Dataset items
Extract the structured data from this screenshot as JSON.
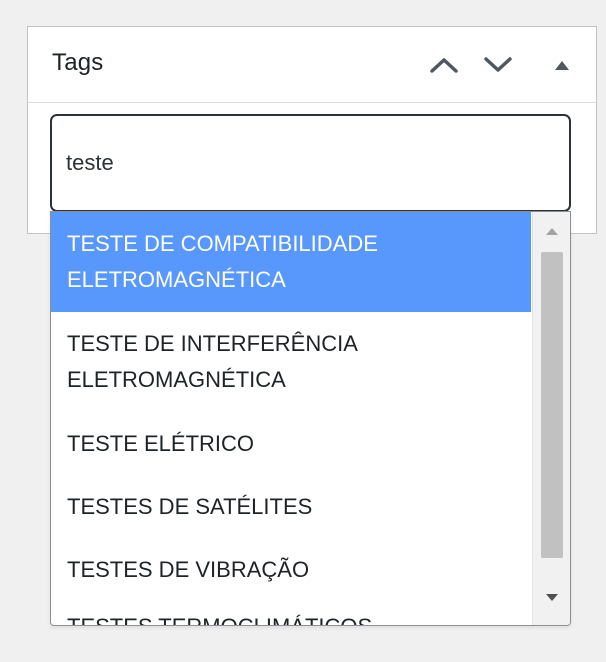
{
  "panel": {
    "title": "Tags",
    "controls": {
      "move_up_icon": "chevron-up-icon",
      "move_down_icon": "chevron-down-icon",
      "toggle_icon": "caret-up-icon"
    }
  },
  "tag_input": {
    "value": "teste"
  },
  "dropdown": {
    "items": [
      {
        "line1": "TESTE DE COMPATIBILIDADE",
        "line2": "ELETROMAGNÉTICA",
        "highlighted": true
      },
      {
        "line1": "TESTE DE INTERFERÊNCIA",
        "line2": "ELETROMAGNÉTICA",
        "highlighted": false
      },
      {
        "line1": "TESTE ELÉTRICO"
      },
      {
        "line1": "TESTES DE SATÉLITES"
      },
      {
        "line1": "TESTES DE VIBRAÇÃO"
      },
      {
        "line1": "TESTES TERMOCLIMÁTICOS"
      }
    ]
  },
  "colors": {
    "highlight": "#5897fb",
    "background": "#f0f0f1",
    "text": "#1d2327"
  }
}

REQUIREMENTS
Give the number of lines above that hold the word "TESTES", and nothing more.

OUTPUT OF THE TASK
3